**WHAT TO WORK ON**
Work through the entries below and report how many lines include "text". The number alone is the answer.

[Data entries]
____
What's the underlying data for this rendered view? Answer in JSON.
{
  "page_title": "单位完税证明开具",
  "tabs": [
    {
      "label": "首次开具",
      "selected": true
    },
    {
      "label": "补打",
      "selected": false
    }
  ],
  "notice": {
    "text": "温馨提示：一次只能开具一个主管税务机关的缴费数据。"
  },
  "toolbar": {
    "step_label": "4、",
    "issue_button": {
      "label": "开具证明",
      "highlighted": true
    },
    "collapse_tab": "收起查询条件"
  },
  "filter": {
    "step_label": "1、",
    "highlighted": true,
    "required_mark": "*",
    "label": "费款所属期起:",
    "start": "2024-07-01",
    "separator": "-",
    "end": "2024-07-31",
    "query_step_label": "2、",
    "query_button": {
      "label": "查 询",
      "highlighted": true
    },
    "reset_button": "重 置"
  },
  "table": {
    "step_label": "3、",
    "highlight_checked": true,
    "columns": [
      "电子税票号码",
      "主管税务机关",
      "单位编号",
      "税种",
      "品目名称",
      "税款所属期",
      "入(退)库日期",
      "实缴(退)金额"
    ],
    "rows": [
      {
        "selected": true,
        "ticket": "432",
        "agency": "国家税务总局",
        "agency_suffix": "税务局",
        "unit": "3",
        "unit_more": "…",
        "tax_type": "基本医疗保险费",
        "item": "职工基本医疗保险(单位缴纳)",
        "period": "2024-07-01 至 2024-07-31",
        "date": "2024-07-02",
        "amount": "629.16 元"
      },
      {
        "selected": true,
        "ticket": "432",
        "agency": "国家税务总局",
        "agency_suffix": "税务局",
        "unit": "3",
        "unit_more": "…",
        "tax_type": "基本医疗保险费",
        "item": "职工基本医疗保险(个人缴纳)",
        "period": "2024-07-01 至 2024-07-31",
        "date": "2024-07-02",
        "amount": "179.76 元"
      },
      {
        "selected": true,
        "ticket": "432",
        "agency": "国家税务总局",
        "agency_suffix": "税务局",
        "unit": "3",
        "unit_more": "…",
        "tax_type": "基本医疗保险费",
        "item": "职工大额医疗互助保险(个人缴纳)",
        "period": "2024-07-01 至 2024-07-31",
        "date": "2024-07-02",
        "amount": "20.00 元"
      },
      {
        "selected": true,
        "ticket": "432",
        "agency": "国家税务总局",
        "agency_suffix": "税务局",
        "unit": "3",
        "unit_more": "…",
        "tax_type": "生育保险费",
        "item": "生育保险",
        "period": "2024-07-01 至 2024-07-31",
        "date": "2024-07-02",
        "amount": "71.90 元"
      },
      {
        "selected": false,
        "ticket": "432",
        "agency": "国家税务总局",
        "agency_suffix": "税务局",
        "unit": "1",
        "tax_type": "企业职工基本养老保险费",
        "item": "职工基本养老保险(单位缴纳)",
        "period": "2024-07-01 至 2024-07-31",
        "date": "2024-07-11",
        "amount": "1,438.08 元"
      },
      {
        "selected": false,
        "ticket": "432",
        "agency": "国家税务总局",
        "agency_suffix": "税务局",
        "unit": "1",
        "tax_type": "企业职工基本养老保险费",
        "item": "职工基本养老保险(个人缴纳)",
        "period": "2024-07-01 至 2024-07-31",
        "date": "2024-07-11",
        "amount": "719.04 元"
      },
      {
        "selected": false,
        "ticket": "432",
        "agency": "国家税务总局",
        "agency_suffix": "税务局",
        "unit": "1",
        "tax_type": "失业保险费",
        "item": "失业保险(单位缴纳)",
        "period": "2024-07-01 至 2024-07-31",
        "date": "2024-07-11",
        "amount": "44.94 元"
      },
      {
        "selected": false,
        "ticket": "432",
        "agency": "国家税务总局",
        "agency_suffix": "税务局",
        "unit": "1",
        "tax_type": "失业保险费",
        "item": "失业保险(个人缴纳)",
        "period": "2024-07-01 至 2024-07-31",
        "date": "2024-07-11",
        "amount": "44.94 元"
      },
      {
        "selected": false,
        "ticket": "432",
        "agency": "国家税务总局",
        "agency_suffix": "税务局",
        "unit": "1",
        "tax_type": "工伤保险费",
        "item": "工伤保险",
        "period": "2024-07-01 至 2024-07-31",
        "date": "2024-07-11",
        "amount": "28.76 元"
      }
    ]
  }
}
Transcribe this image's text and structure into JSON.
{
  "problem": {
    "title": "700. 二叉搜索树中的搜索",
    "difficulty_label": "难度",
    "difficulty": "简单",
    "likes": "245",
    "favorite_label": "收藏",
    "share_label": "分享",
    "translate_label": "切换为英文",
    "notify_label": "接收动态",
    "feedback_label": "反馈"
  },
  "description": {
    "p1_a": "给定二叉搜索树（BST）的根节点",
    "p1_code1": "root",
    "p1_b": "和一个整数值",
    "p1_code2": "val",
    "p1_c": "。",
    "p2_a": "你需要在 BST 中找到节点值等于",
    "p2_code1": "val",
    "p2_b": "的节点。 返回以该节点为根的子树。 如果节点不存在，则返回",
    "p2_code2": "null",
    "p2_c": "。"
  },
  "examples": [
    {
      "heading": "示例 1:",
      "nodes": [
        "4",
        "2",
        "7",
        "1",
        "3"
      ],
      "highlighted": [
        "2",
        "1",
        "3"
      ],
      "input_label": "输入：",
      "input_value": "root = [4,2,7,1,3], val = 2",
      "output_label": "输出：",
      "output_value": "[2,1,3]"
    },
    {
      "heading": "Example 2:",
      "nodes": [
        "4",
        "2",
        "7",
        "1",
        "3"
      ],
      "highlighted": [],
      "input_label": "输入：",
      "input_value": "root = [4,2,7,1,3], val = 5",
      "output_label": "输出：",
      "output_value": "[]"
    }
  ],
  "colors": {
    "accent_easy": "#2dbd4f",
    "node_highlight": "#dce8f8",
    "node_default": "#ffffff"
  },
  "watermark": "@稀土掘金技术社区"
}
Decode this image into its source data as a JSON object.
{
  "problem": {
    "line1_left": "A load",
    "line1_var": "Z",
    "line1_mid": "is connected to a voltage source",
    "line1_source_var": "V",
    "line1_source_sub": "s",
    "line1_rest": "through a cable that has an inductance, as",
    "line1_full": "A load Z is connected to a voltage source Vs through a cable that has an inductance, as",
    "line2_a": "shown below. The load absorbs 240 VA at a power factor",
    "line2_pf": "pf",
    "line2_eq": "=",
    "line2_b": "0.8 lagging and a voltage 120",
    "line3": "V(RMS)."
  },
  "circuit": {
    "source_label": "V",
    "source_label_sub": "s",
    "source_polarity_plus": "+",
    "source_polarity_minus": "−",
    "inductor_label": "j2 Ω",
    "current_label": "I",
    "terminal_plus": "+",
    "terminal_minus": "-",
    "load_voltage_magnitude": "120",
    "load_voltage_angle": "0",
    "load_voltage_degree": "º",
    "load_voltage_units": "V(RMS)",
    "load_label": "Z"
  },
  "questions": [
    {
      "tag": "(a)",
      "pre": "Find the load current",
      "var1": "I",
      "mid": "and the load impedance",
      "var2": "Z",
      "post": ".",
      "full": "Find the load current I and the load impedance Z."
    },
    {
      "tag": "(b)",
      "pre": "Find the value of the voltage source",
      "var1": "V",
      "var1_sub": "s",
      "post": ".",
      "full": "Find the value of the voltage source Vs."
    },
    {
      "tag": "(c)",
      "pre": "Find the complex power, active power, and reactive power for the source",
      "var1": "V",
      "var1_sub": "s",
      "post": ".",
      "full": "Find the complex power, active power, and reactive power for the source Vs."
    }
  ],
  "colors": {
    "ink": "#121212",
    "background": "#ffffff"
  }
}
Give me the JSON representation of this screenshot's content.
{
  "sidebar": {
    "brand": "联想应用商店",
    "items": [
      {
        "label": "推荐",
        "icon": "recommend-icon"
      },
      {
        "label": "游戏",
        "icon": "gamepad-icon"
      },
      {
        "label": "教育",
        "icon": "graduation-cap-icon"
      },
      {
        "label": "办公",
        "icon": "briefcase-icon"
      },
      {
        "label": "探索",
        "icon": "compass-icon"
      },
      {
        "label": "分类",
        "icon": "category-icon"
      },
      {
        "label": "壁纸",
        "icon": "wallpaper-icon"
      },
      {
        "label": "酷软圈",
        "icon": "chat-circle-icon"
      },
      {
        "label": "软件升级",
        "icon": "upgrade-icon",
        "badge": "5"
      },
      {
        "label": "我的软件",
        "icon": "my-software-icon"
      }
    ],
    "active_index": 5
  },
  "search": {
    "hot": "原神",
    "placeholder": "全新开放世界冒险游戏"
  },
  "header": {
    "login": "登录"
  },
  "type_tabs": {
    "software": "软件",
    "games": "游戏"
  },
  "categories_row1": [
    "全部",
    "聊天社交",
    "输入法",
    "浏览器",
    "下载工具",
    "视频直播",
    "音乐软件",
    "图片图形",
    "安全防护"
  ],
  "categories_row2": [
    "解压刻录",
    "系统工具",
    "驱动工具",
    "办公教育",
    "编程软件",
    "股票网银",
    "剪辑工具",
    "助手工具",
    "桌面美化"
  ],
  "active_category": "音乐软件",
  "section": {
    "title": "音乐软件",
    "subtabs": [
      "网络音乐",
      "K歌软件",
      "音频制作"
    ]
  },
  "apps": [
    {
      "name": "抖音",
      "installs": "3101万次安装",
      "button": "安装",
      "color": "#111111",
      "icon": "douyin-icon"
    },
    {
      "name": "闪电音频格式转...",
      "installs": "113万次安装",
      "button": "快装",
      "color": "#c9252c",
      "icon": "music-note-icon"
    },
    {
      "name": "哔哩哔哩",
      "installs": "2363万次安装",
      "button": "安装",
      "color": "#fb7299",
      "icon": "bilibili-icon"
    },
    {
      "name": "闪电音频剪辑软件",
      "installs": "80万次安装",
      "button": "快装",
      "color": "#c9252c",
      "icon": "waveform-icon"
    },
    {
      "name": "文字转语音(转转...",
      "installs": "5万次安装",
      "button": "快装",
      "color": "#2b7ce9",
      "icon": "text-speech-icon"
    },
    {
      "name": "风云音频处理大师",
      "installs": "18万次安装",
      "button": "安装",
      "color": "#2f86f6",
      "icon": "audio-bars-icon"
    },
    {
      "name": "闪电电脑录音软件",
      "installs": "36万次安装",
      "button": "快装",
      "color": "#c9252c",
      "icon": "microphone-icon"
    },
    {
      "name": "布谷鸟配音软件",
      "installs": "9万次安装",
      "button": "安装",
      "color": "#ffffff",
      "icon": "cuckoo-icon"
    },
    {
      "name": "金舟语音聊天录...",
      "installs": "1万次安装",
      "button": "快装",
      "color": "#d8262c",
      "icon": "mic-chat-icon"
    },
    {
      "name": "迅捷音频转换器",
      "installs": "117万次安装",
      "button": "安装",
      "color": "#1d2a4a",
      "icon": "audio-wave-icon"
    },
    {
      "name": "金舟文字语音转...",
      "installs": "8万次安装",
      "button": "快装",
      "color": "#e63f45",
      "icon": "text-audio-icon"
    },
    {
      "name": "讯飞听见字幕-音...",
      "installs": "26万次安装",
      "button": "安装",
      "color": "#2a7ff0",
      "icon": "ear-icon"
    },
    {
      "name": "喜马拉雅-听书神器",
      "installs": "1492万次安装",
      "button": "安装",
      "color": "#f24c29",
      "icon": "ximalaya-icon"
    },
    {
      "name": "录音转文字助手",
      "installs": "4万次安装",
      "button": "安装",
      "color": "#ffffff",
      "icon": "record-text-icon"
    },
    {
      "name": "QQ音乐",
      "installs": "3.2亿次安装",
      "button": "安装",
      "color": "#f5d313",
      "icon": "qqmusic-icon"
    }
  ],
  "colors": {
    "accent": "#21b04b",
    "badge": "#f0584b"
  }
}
____
**TASK SOLUTION**
5